Collected data entries:
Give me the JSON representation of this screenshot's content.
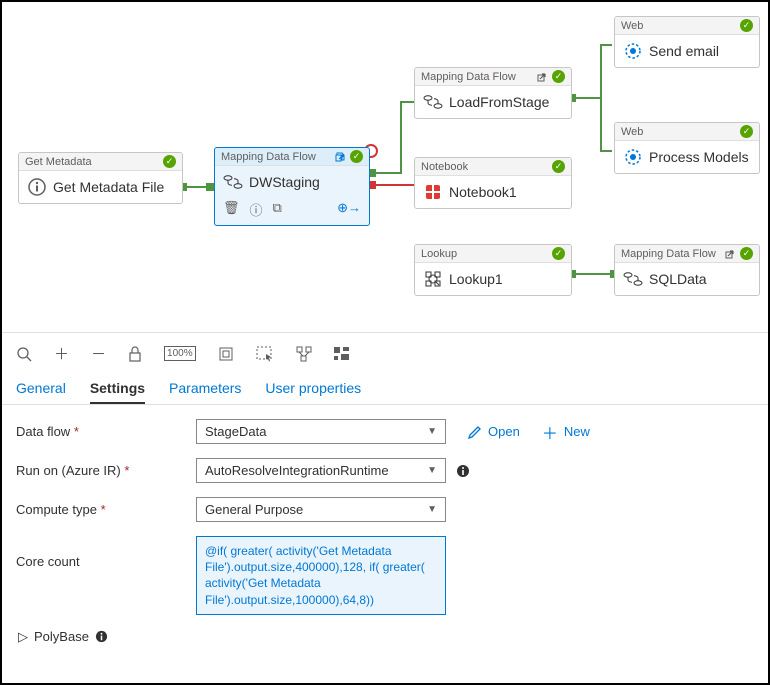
{
  "pipeline": {
    "getMetadata": {
      "type": "Get Metadata",
      "name": "Get Metadata File"
    },
    "dwStaging": {
      "type": "Mapping Data Flow",
      "name": "DWStaging"
    },
    "loadFromStage": {
      "type": "Mapping Data Flow",
      "name": "LoadFromStage"
    },
    "notebook": {
      "type": "Notebook",
      "name": "Notebook1"
    },
    "lookup": {
      "type": "Lookup",
      "name": "Lookup1"
    },
    "sendEmail": {
      "type": "Web",
      "name": "Send email"
    },
    "processModels": {
      "type": "Web",
      "name": "Process Models"
    },
    "sqlData": {
      "type": "Mapping Data Flow",
      "name": "SQLData"
    }
  },
  "tabs": {
    "general": "General",
    "settings": "Settings",
    "parameters": "Parameters",
    "userprops": "User properties"
  },
  "form": {
    "dataflow_label": "Data flow",
    "dataflow_value": "StageData",
    "runon_label": "Run on (Azure IR)",
    "runon_value": "AutoResolveIntegrationRuntime",
    "compute_label": "Compute type",
    "compute_value": "General Purpose",
    "corecount_label": "Core count",
    "corecount_expr": "@if( greater( activity('Get Metadata File').output.size,400000),128, if( greater( activity('Get Metadata File').output.size,100000),64,8))",
    "polybase_label": "PolyBase",
    "open_label": "Open",
    "new_label": "New"
  }
}
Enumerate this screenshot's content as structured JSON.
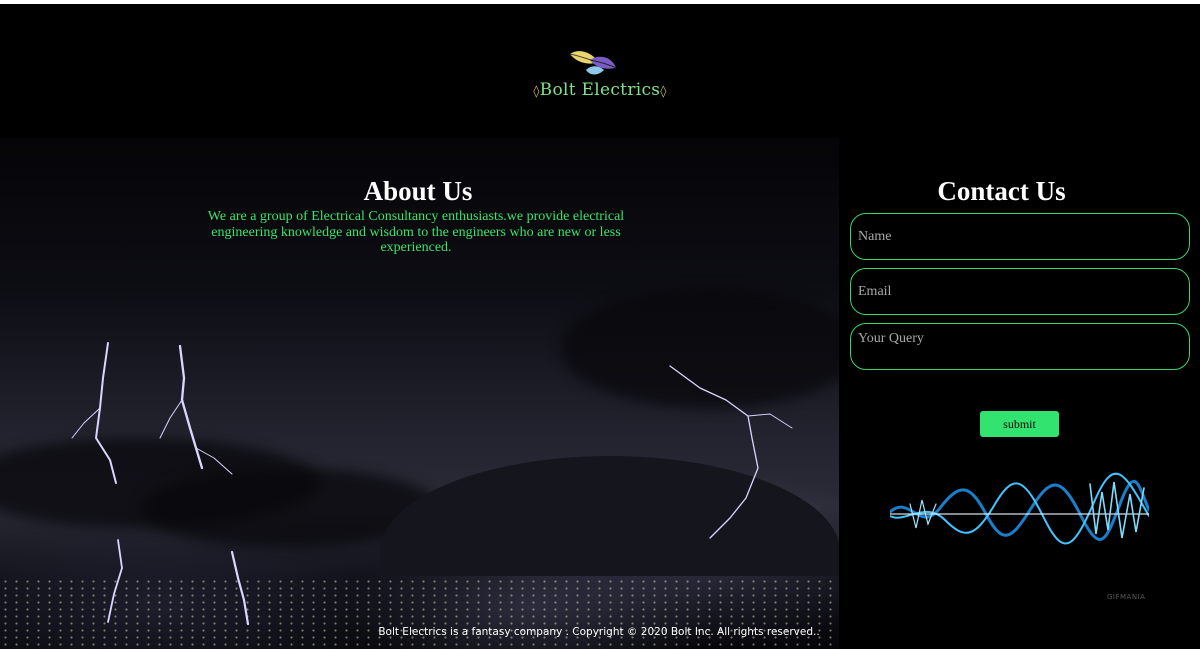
{
  "header": {
    "brand_name": "Bolt Electrics",
    "brand_prefix": "◊",
    "brand_suffix": "◊",
    "logo_icon": "leaves-icon"
  },
  "about": {
    "title": "About Us",
    "text": "We are a group of Electrical Consultancy enthusiasts.we provide electrical engineering knowledge and wisdom to the engineers who are new or less experienced."
  },
  "contact": {
    "title": "Contact Us",
    "name_placeholder": "Name",
    "email_placeholder": "Email",
    "query_placeholder": "Your Query",
    "submit_label": "submit",
    "watermark": "GIFMANIA"
  },
  "footer": {
    "text": "Bolt Electrics is a fantasy company . Copyright © 2020 Bolt Inc. All rights reserved.."
  },
  "colors": {
    "accent_green": "#33e36f",
    "brand_green": "#7ee38a",
    "background": "#000000"
  }
}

• **Goal of the exercise**
List every line above containing the word "File".

• **Solution**
      "name": "Get Metadata File"
    "corecount_expr": "@if( greater( activity('Get Metadata File').output.size,400000),128, if( greater( activity('Get Metadata File').output.size,100000),64,8))",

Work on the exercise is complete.